Exercise details:
Leaving out the pictures, retype all the material exactly.

Exercise inputs:
━━━━

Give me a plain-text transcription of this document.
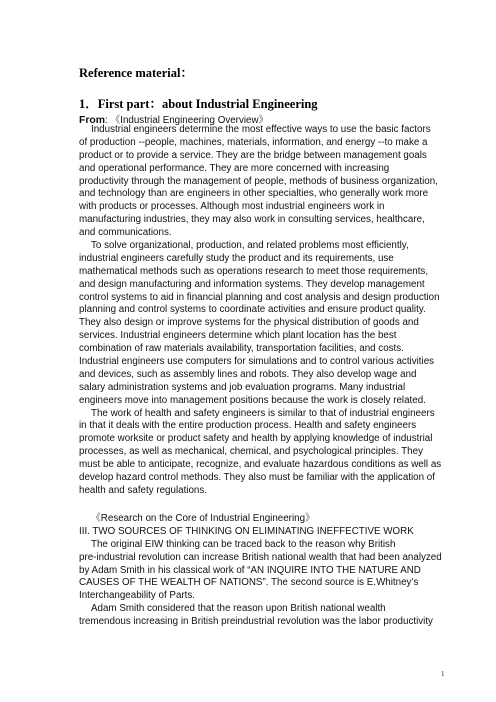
Reference material：
1．First part：about Industrial Engineering
From: 《Industrial Engineering Overview》
Industrial engineers determine the most effective ways to use the basic factors
of production --people, machines, materials, information, and energy --to make a
product or to provide a service. They are the bridge between management goals
and operational performance. They are more concerned with increasing
productivity through the management of people, methods of business organization,
and technology than are engineers in other specialties, who generally work more
with products or processes. Although most industrial engineers work in
manufacturing industries, they may also work in consulting services, healthcare,
and communications.
To solve organizational, production, and related problems most efficiently,
industrial engineers carefully study the product and its requirements, use
mathematical methods such as operations research to meet those requirements,
and design manufacturing and information systems. They develop management
control systems to aid in financial planning and cost analysis and design production
planning and control systems to coordinate activities and ensure product quality.
They also design or improve systems for the physical distribution of goods and
services. Industrial engineers determine which plant location has the best
combination of raw materials availability, transportation facilities, and costs.
Industrial engineers use computers for simulations and to control various activities
and devices, such as assembly lines and robots. They also develop wage and
salary administration systems and job evaluation programs. Many industrial
engineers move into management positions because the work is closely related.
The work of health and safety engineers is similar to that of industrial engineers
in that it deals with the entire production process. Health and safety engineers
promote worksite or product safety and health by applying knowledge of industrial
processes, as well as mechanical, chemical, and psychological principles. They
must be able to anticipate, recognize, and evaluate hazardous conditions as well as
develop hazard control methods. They also must be familiar with the application of
health and safety regulations.
《Research on the Core of Industrial Engineering》
III. TWO SOURCES OF THINKING ON ELIMINATING INEFFECTIVE WORK
The original EIW thinking can be traced back to the reason why British
pre-industrial revolution can increase British national wealth that had been analyzed
by Adam Smith in his classical work of “AN INQUIRE INTO THE NATURE AND
CAUSES OF THE WEALTH OF NATIONS”. The second source is E.Whitney’s
Interchangeability of Parts.
Adam Smith considered that the reason upon British national wealth
tremendous increasing in British preindustrial revolution was the labor productivity
1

━━━━

Result of this exercise:
Give me a plain-text transcription of this document.
Reference material：
1．First part：about Industrial Engineering
From: 《Industrial Engineering Overview》
Industrial engineers determine the most effective ways to use the basic factors
of production --people, machines, materials, information, and energy --to make a
product or to provide a service. They are the bridge between management goals
and operational performance. They are more concerned with increasing
productivity through the management of people, methods of business organization,
and technology than are engineers in other specialties, who generally work more
with products or processes. Although most industrial engineers work in
manufacturing industries, they may also work in consulting services, healthcare,
and communications.
To solve organizational, production, and related problems most efficiently,
industrial engineers carefully study the product and its requirements, use
mathematical methods such as operations research to meet those requirements,
and design manufacturing and information systems. They develop management
control systems to aid in financial planning and cost analysis and design production
planning and control systems to coordinate activities and ensure product quality.
They also design or improve systems for the physical distribution of goods and
services. Industrial engineers determine which plant location has the best
combination of raw materials availability, transportation facilities, and costs.
Industrial engineers use computers for simulations and to control various activities
and devices, such as assembly lines and robots. They also develop wage and
salary administration systems and job evaluation programs. Many industrial
engineers move into management positions because the work is closely related.
The work of health and safety engineers is similar to that of industrial engineers
in that it deals with the entire production process. Health and safety engineers
promote worksite or product safety and health by applying knowledge of industrial
processes, as well as mechanical, chemical, and psychological principles. They
must be able to anticipate, recognize, and evaluate hazardous conditions as well as
develop hazard control methods. They also must be familiar with the application of
health and safety regulations.
《Research on the Core of Industrial Engineering》
III. TWO SOURCES OF THINKING ON ELIMINATING INEFFECTIVE WORK
The original EIW thinking can be traced back to the reason why British
pre-industrial revolution can increase British national wealth that had been analyzed
by Adam Smith in his classical work of “AN INQUIRE INTO THE NATURE AND
CAUSES OF THE WEALTH OF NATIONS”. The second source is E.Whitney’s
Interchangeability of Parts.
Adam Smith considered that the reason upon British national wealth
tremendous increasing in British preindustrial revolution was the labor productivity
1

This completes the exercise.